▶ **Source text**
++++

There’s really nothing wrong with a band starting life as a covers act. Even if the modern hipster crowd looks down on it (usually while ironically rehashing decades-old trends and sounds). Indeed, many of rock’s all-time great bands started out as bar bands — the Beatles and the Rolling Stones, to name two. Especially when starting out, playing covers is a natural way for a band to find its footing, and to sort out its influences before moving on to original material. But recording and releasing those covers as the majority of a debut album? Unless you actually are an all-time great band, not so much.

On their knowingly titled debut, Meet Modern Nature, Shelburne-based bar band Modern Nature introduce themselves as a capable covers act with designs on original material. That’s a good thing, given the strength of the originals included on the record. The problem is the other two-thirds of the album, composed of a head-scratching assortment of pop and rock hits.

It’s not that Modern Nature’s take on classics such as John Hiatt’s “You May Already Be a Winner,” the Beatles’ “If I Fell” or the Velvet Underground’s “Sweet Jane” are poorly chosen, or even poorly played. They’re not. And with the glaring exception of a woefully ill-advised reworking of Amy Winehouse’s “You Know I’m No Good,” the songs are all solid covers. They probably kill at the local tavern. But it’s hard to fathom why anyone would need to listen to them anywhere else.

Not so the band’s three originals, which ably nod at the aforementioned Beatles, Stones and VU — and maybe wink at Alex Chilton and Big Star.

“I Don’t Need You,” penned by guitarist Mark Bouchett and drummer Mark Wetmiller, boasts some charming pop jangle that owes a debt to Lou Reed in the verses and Paul McCartney at the hooks. Bouchett also penned the album’s two other originals: a slyly substantive little romp called “Looks Are Everything” and the punky, retro, rocking album highlight “She’s a Girl.”

++++

▶ **Work request**
According to the album review, who wrote "I Don't Need You"? Answer using only the album review.

++++

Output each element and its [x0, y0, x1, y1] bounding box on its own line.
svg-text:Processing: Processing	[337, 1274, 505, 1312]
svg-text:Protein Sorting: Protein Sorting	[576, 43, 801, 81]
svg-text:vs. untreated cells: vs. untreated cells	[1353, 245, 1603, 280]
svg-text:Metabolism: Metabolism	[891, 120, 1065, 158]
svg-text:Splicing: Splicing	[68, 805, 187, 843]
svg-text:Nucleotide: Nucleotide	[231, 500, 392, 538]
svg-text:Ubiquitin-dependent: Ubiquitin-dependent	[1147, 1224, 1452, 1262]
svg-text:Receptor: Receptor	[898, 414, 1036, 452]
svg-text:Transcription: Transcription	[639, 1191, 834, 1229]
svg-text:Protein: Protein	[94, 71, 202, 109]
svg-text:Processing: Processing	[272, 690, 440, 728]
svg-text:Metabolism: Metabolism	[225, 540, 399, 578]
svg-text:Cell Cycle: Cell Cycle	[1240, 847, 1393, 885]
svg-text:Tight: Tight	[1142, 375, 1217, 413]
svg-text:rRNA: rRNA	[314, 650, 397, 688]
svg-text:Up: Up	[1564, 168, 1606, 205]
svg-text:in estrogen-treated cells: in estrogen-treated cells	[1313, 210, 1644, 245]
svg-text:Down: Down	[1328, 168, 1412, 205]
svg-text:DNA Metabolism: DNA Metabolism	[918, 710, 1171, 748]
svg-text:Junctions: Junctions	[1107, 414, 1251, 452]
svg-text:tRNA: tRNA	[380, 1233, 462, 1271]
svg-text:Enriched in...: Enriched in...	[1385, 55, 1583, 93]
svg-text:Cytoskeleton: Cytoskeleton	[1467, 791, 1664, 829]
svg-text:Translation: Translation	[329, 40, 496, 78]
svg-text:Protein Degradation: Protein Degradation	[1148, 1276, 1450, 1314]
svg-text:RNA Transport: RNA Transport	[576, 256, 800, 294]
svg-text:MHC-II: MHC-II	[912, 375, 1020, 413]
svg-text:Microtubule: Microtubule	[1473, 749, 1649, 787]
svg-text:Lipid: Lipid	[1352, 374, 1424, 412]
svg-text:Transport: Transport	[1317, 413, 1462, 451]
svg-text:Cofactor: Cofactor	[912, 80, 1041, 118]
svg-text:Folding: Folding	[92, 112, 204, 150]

++++

▶ **Answer**
Guitarist Mark Bouchett and drummer Mark Wetmiller.